Sounds about right.  It turned completion_list_add_symbol from O(n * m)
(m is the max of the length string we are trying to add, and the string we
are  comparing it to. n is the number of things on the completion list) to
O(1). Completion list addition is called n times.

That really was murder before.
 >
> Thanks!  I was always annoyed by this, but never had time to dig into
> it.
>
I can't even count the number of gdb's i've killed off because i got tired
of waiting for completion to come up.

The best part is that it was commented as a time optimization. It's
obvious the person who added it only completely small lists. It's
absolute murder otherwise.

> > Since it's unclear to me whether this is an obvious fix, i'll wait for
> > approval from Elena or Jim.
>
> Yes, please, please, pretty please, approve this!
>


^ permalink raw reply	[flat|nested] 8+ messages in thread

* Re: [PATCH] Make completions almost instantaneous
  2001-03-30  1:09 [PATCH] Make completions almost instantaneous Daniel Berlin
  2001-03-30  7:21 ` Eli Zaretskii
@ 2001-03-30 13:46 ` Elena Zannoni
  2001-03-31 11:03   ` Daniel Berlin
  2001-03-30 15:50 ` Andrew Cagney
  2 siblings, 1 reply; 8+ messages in thread
From: Elena Zannoni @ 2001-03-30 13:46 UTC (permalink / raw)
  To: Daniel Berlin; +Cc: gdb-patches

Ok, Approved. Please check it in.  Just to be anal, I ran the
testsuite on solaris w/o seeing any regressions.

Nice catch.

Thanks
Elena


Daniel Berlin writes:
 > Okay, this has pissed me off for years.
 > You accidently hit tab at the wrong time, and boom, you wait forever for
 > completion to tell you it found 7000 symbols.

Task 1:
In the thread about the completion patch, why does the quoted writer say approval from Elena or Jim will be awaited?

[Dataset records]
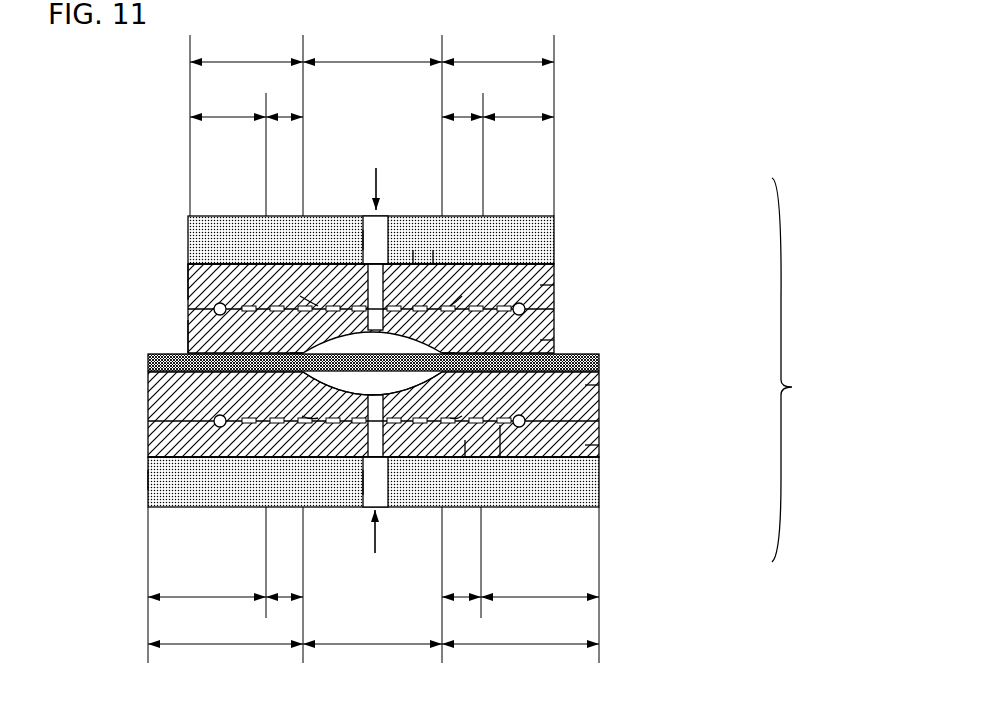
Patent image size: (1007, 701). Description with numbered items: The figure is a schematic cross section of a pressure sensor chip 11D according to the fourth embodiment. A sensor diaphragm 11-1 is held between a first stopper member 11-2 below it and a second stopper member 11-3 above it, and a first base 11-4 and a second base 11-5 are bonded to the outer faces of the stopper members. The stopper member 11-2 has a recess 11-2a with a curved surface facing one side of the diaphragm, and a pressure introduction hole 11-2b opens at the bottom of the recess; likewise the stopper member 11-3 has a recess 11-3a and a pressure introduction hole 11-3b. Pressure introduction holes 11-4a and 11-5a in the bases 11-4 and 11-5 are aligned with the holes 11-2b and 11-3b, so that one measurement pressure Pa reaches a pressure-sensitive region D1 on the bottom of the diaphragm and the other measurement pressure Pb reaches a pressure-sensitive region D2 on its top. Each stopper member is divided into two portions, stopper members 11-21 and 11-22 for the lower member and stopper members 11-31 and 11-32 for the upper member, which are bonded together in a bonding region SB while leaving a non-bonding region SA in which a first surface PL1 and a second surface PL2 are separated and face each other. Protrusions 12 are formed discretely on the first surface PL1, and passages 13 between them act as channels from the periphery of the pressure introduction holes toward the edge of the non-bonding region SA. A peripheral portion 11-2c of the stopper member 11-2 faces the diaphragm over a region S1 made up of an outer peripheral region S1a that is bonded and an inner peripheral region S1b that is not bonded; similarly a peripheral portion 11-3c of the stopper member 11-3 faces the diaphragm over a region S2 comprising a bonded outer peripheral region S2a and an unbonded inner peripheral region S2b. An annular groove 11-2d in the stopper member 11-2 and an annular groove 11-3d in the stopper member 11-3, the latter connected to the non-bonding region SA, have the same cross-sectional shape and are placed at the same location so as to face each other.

The pressure sensor chip 11D is at (428, 348).
The sensor diaphragm 11-1 is at (599, 362).
The first stopper member 11-2 is at (599, 405).
The stopper member 11-21 is at (599, 386).
The stopper member 11-22 is at (599, 446).
The recess 11-2a is at (402, 510).
The pressure introduction hole 11-2b is at (300, 507).
The peripheral portion 11-2c is at (450, 374).
The annular groove 11-2d is at (170, 468).
The second stopper member 11-3 is at (554, 274).
The stopper member 11-31 is at (548, 346).
The stopper member 11-32 is at (554, 288).
The recess 11-3a is at (458, 262).
The pressure introduction hole 11-3b is at (300, 275).
The peripheral portion 11-3c is at (188, 340).
The annular groove 11-3d is at (188, 237).
The first base 11-4 is at (599, 486).
The pressure introduction hole 11-4a is at (366, 508).
The second base 11-5 is at (554, 236).
The pressure introduction hole 11-5a is at (363, 240).
The protrusion 12 is at (415, 264).
The passage 13 is at (433, 264).
The first surface PL1 is at (210, 280).
The second surface PL2 is at (188, 309).
The non-bonding region SA is at (382, 347).
The bonding region SB is at (383, 355).
The measurement pressure Pa is at (373, 546).
The measurement pressure Pb is at (374, 177).
The region S1 is at (373, 630).
The outer peripheral region S1a is at (373, 583).
The inner peripheral region S1b is at (374, 583).
The pressure-sensitive region D1 is at (372, 630).
The region S2 is at (372, 49).
The outer peripheral region S2a is at (372, 104).
The inner peripheral region S2b is at (374, 104).
The pressure-sensitive region D2 is at (372, 49).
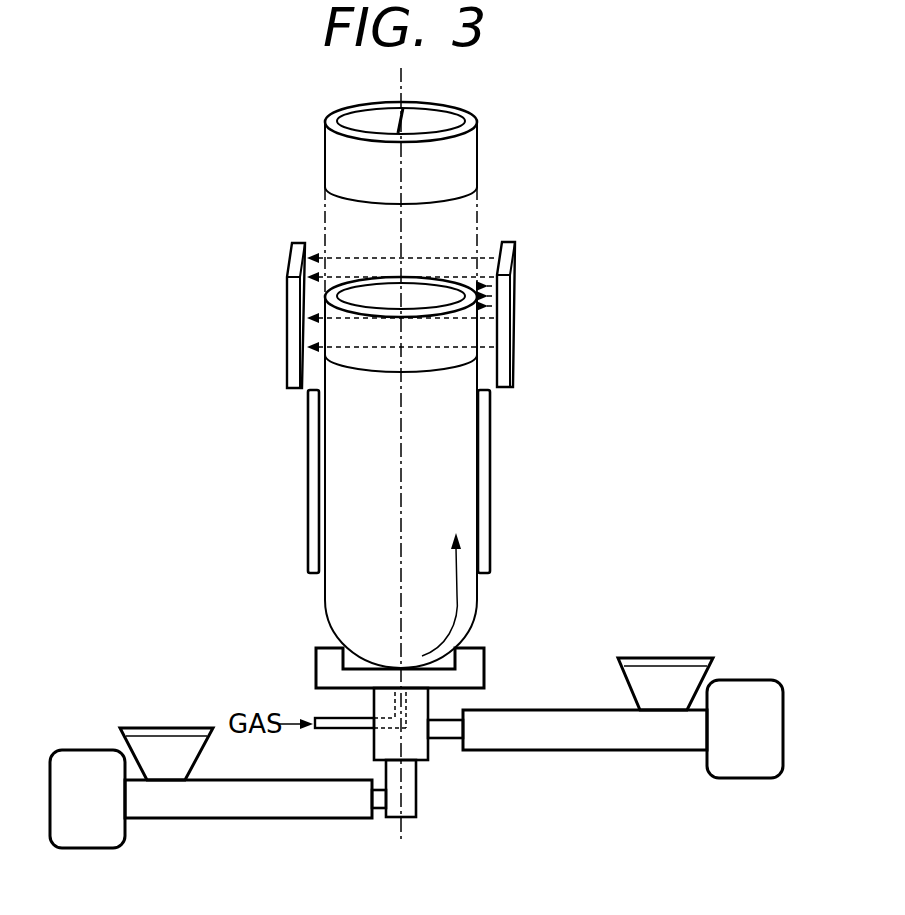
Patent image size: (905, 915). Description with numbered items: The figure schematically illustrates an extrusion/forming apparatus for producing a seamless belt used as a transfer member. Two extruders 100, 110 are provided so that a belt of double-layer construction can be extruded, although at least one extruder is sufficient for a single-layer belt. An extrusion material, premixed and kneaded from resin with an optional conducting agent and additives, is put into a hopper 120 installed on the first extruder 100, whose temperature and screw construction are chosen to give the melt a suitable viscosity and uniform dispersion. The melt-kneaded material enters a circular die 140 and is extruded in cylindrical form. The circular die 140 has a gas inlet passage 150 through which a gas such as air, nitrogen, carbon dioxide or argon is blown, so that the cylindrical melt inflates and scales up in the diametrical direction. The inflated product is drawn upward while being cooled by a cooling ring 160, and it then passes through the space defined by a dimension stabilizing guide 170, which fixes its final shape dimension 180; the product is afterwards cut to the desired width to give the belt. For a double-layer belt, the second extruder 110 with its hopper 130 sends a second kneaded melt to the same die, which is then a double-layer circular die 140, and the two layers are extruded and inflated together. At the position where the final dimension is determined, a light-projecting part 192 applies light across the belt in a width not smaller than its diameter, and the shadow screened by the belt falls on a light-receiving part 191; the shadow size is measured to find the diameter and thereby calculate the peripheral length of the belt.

Task 2:
Update the listing from its beginning down to the line containing "The stopper member 11-21 is at (599, 386).", replacing "schematic cross section" with "schematic sectional view" and leaving everything else unchanged. Omit the pictures from your answer.

Task result 1:
The writer was unsure whether the change counted as an obvious fix, so approval from Elena or Jim would be awaited first.

Task result 2:
Patent image size: (1007, 701). Description with numbered items: The figure is a schematic sectional view of a pressure sensor chip 11D according to the fourth embodiment. A sensor diaphragm 11-1 is held between a first stopper member 11-2 below it and a second stopper member 11-3 above it, and a first base 11-4 and a second base 11-5 are bonded to the outer faces of the stopper members. The stopper member 11-2 has a recess 11-2a with a curved surface facing one side of the diaphragm, and a pressure introduction hole 11-2b opens at the bottom of the recess; likewise the stopper member 11-3 has a recess 11-3a and a pressure introduction hole 11-3b. Pressure introduction holes 11-4a and 11-5a in the bases 11-4 and 11-5 are aligned with the holes 11-2b and 11-3b, so that one measurement pressure Pa reaches a pressure-sensitive region D1 on the bottom of the diaphragm and the other measurement pressure Pb reaches a pressure-sensitive region D2 on its top. Each stopper member is divided into two portions, stopper members 11-21 and 11-22 for the lower member and stopper members 11-31 and 11-32 for the upper member, which are bonded together in a bonding region SB while leaving a non-bonding region SA in which a first surface PL1 and a second surface PL2 are separated and face each other. Protrusions 12 are formed discretely on the first surface PL1, and passages 13 between them act as channels from the periphery of the pressure introduction holes toward the edge of the non-bonding region SA. A peripheral portion 11-2c of the stopper member 11-2 faces the diaphragm over a region S1 made up of an outer peripheral region S1a that is bonded and an inner peripheral region S1b that is not bonded; similarly a peripheral portion 11-3c of the stopper member 11-3 faces the diaphragm over a region S2 comprising a bonded outer peripheral region S2a and an unbonded inner peripheral region S2b. An annular groove 11-2d in the stopper member 11-2 and an annular groove 11-3d in the stopper member 11-3, the latter connected to the non-bonding region SA, have the same cross-sectional shape and are placed at the same location so as to face each other.

The pressure sensor chip 11D is at (428, 348).
The sensor diaphragm 11-1 is at (599, 362).
The first stopper member 11-2 is at (599, 405).
The stopper member 11-21 is at (599, 386).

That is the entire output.